Work to do. Return each line of the material verbatim.

-- start Data provided --

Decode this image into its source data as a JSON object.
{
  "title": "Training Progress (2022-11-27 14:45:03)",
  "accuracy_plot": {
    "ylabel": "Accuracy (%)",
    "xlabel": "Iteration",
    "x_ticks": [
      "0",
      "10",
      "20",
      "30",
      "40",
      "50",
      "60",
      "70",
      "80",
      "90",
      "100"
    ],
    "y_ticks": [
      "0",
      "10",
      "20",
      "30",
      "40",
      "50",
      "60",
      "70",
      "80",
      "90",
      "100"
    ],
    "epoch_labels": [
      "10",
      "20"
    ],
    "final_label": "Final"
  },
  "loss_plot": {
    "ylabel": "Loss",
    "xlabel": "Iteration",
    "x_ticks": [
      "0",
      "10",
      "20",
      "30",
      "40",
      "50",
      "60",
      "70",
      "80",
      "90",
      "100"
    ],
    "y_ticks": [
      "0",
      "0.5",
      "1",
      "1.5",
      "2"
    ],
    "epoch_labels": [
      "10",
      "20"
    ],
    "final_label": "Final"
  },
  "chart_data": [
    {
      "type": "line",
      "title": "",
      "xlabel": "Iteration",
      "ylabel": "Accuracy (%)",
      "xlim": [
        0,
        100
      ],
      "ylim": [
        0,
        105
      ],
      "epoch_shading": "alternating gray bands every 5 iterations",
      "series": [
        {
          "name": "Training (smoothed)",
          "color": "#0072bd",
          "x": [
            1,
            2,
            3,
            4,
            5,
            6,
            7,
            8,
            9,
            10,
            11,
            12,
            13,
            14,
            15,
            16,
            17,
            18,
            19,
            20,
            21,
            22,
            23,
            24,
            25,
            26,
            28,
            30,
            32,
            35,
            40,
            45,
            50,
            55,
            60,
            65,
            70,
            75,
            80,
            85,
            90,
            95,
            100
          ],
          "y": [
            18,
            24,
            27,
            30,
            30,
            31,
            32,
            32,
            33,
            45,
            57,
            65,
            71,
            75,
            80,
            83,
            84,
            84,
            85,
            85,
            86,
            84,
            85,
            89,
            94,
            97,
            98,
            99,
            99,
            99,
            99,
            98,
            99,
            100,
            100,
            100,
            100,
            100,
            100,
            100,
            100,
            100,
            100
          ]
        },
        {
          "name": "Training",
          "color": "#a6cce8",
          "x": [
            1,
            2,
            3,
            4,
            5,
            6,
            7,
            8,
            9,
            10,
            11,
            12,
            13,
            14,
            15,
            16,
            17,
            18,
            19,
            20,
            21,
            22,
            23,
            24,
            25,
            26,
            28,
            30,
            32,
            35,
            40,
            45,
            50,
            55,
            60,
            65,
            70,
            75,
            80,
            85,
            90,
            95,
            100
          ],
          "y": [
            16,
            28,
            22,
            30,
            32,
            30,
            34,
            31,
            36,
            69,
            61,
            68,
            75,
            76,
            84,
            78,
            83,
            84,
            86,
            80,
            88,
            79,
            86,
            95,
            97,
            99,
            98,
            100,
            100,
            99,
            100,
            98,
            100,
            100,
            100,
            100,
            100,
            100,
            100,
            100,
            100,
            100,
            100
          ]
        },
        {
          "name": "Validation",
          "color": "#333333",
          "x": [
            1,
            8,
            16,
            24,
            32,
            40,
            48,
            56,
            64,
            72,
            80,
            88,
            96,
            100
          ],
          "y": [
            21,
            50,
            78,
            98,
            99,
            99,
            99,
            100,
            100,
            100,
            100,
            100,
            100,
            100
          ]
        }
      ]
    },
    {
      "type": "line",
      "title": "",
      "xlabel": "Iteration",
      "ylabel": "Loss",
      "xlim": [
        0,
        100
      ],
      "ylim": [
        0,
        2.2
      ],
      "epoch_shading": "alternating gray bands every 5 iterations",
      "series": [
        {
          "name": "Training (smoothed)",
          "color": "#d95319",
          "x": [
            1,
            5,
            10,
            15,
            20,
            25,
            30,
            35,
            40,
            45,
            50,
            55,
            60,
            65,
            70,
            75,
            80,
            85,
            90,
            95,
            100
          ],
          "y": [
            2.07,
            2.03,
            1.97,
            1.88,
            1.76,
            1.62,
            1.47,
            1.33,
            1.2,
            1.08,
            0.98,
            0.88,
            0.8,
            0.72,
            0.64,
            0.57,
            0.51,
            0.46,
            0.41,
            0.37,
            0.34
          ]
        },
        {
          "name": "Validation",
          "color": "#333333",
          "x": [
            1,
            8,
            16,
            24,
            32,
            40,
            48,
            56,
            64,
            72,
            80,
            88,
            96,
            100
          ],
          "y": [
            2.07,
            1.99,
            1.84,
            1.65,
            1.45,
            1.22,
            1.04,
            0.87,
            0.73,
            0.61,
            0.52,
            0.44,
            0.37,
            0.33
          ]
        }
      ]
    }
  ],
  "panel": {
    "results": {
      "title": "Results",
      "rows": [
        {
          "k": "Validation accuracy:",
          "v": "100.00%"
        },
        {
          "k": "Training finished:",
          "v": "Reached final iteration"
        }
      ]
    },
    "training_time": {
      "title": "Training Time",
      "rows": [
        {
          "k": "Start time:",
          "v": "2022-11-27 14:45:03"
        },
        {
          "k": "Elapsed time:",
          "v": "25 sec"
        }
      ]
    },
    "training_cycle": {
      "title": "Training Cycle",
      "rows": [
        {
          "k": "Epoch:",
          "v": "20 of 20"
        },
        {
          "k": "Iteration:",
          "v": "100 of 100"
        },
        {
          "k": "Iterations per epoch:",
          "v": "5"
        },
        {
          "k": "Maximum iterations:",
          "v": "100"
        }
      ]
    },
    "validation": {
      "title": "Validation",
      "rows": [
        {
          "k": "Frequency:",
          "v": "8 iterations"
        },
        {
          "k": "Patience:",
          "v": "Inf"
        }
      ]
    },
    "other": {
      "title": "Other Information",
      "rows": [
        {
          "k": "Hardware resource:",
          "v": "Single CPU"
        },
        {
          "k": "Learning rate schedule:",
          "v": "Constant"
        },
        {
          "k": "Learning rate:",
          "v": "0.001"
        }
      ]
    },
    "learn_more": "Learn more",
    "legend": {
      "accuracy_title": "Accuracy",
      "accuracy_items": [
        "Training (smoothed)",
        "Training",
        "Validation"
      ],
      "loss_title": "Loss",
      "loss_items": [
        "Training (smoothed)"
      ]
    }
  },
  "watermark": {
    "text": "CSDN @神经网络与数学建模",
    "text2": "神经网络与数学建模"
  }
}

-- end Data provided --

Solution to this exercise.
Decode this image into its source data as a JSON object.
{
  "title": "Training Progress (2022-11-27 14:45:03)",
  "accuracy_plot": {
    "ylabel": "Accuracy (%)",
    "xlabel": "Iteration",
    "x_ticks": [
      "0",
      "10",
      "20",
      "30",
      "40",
      "50",
      "60",
      "70",
      "80",
      "90",
      "100"
    ],
    "y_ticks": [
      "0",
      "10",
      "20",
      "30",
      "40",
      "50",
      "60",
      "70",
      "80",
      "90",
      "100"
    ],
    "epoch_labels": [
      "10",
      "20"
    ],
    "final_label": "Final"
  },
  "loss_plot": {
    "ylabel": "Loss",
    "xlabel": "Iteration",
    "x_ticks": [
      "0",
      "10",
      "20",
      "30",
      "40",
      "50",
      "60",
      "70",
      "80",
      "90",
      "100"
    ],
    "y_ticks": [
      "0",
      "0.5",
      "1",
      "1.5",
      "2"
    ],
    "epoch_labels": [
      "10",
      "20"
    ],
    "final_label": "Final"
  },
  "chart_data": [
    {
      "type": "line",
      "title": "",
      "xlabel": "Iteration",
      "ylabel": "Accuracy (%)",
      "xlim": [
        0,
        100
      ],
      "ylim": [
        0,
        105
      ],
      "epoch_shading": "alternating gray bands every 5 iterations",
      "series": [
        {
          "name": "Training (smoothed)",
          "color": "#0072bd",
          "x": [
            1,
            2,
            3,
            4,
            5,
            6,
            7,
            8,
            9,
            10,
            11,
            12,
            13,
            14,
            15,
            16,
            17,
            18,
            19,
            20,
            21,
            22,
            23,
            24,
            25,
            26,
            28,
            30,
            32,
            35,
            40,
            45,
            50,
            55,
            60,
            65,
            70,
            75,
            80,
            85,
            90,
            95,
            100
          ],
          "y": [
            18,
            24,
            27,
            30,
            30,
            31,
            32,
            32,
            33,
            45,
            57,
            65,
            71,
            75,
            80,
            83,
            84,
            84,
            85,
            85,
            86,
            84,
            85,
            89,
            94,
            97,
            98,
            99,
            99,
            99,
            99,
            98,
            99,
            100,
            100,
            100,
            100,
            100,
            100,
            100,
            100,
            100,
            100
          ]
        },
        {
          "name": "Training",
          "color": "#a6cce8",
          "x": [
            1,
            2,
            3,
            4,
            5,
            6,
            7,
            8,
            9,
            10,
            11,
            12,
            13,
            14,
            15,
            16,
            17,
            18,
            19,
            20,
            21,
            22,
            23,
            24,
            25,
            26,
            28,
            30,
            32,
            35,
            40,
            45,
            50,
            55,
            60,
            65,
            70,
            75,
            80,
            85,
            90,
            95,
            100
          ],
          "y": [
            16,
            28,
            22,
            30,
            32,
            30,
            34,
            31,
            36,
            69,
            61,
            68,
            75,
            76,
            84,
            78,
            83,
            84,
            86,
            80,
            88,
            79,
            86,
            95,
            97,
            99,
            98,
            100,
            100,
            99,
            100,
            98,
            100,
            100,
            100,
            100,
            100,
            100,
            100,
            100,
            100,
            100,
            100
          ]
        },
        {
          "name": "Validation",
          "color": "#333333",
          "x": [
            1,
            8,
            16,
            24,
            32,
            40,
            48,
            56,
            64,
            72,
            80,
            88,
            96,
            100
          ],
          "y": [
            21,
            50,
            78,
            98,
            99,
            99,
            99,
            100,
            100,
            100,
            100,
            100,
            100,
            100
          ]
        }
      ]
    },
    {
      "type": "line",
      "title": "",
      "xlabel": "Iteration",
      "ylabel": "Loss",
      "xlim": [
        0,
        100
      ],
      "ylim": [
        0,
        2.2
      ],
      "epoch_shading": "alternating gray bands every 5 iterations",
      "series": [
        {
          "name": "Training (smoothed)",
          "color": "#d95319",
          "x": [
            1,
            5,
            10,
            15,
            20,
            25,
            30,
            35,
            40,
            45,
            50,
            55,
            60,
            65,
            70,
            75,
            80,
            85,
            90,
            95,
            100
          ],
          "y": [
            2.07,
            2.03,
            1.97,
            1.88,
            1.76,
            1.62,
            1.47,
            1.33,
            1.2,
            1.08,
            0.98,
            0.88,
            0.8,
            0.72,
            0.64,
            0.57,
            0.51,
            0.46,
            0.41,
            0.37,
            0.34
          ]
        },
        {
          "name": "Validation",
          "color": "#333333",
          "x": [
            1,
            8,
            16,
            24,
            32,
            40,
            48,
            56,
            64,
            72,
            80,
            88,
            96,
            100
          ],
          "y": [
            2.07,
            1.99,
            1.84,
            1.65,
            1.45,
            1.22,
            1.04,
            0.87,
            0.73,
            0.61,
            0.52,
            0.44,
            0.37,
            0.33
          ]
        }
      ]
    }
  ],
  "panel": {
    "results": {
      "title": "Results",
      "rows": [
        {
          "k": "Validation accuracy:",
          "v": "100.00%"
        },
        {
          "k": "Training finished:",
          "v": "Reached final iteration"
        }
      ]
    },
    "training_time": {
      "title": "Training Time",
      "rows": [
        {
          "k": "Start time:",
          "v": "2022-11-27 14:45:03"
        },
        {
          "k": "Elapsed time:",
          "v": "25 sec"
        }
      ]
    },
    "training_cycle": {
      "title": "Training Cycle",
      "rows": [
        {
          "k": "Epoch:",
          "v": "20 of 20"
        },
        {
          "k": "Iteration:",
          "v": "100 of 100"
        },
        {
          "k": "Iterations per epoch:",
          "v": "5"
        },
        {
          "k": "Maximum iterations:",
          "v": "100"
        }
      ]
    },
    "validation": {
      "title": "Validation",
      "rows": [
        {
          "k": "Frequency:",
          "v": "8 iterations"
        },
        {
          "k": "Patience:",
          "v": "Inf"
        }
      ]
    },
    "other": {
      "title": "Other Information",
      "rows": [
        {
          "k": "Hardware resource:",
          "v": "Single CPU"
        },
        {
          "k": "Learning rate schedule:",
          "v": "Constant"
        },
        {
          "k": "Learning rate:",
          "v": "0.001"
        }
      ]
    },
    "learn_more": "Learn more",
    "legend": {
      "accuracy_title": "Accuracy",
      "accuracy_items": [
        "Training (smoothed)",
        "Training",
        "Validation"
      ],
      "loss_title": "Loss",
      "loss_items": [
        "Training (smoothed)"
      ]
    }
  },
  "watermark": {
    "text": "CSDN @神经网络与数学建模",
    "text2": "神经网络与数学建模"
  }
}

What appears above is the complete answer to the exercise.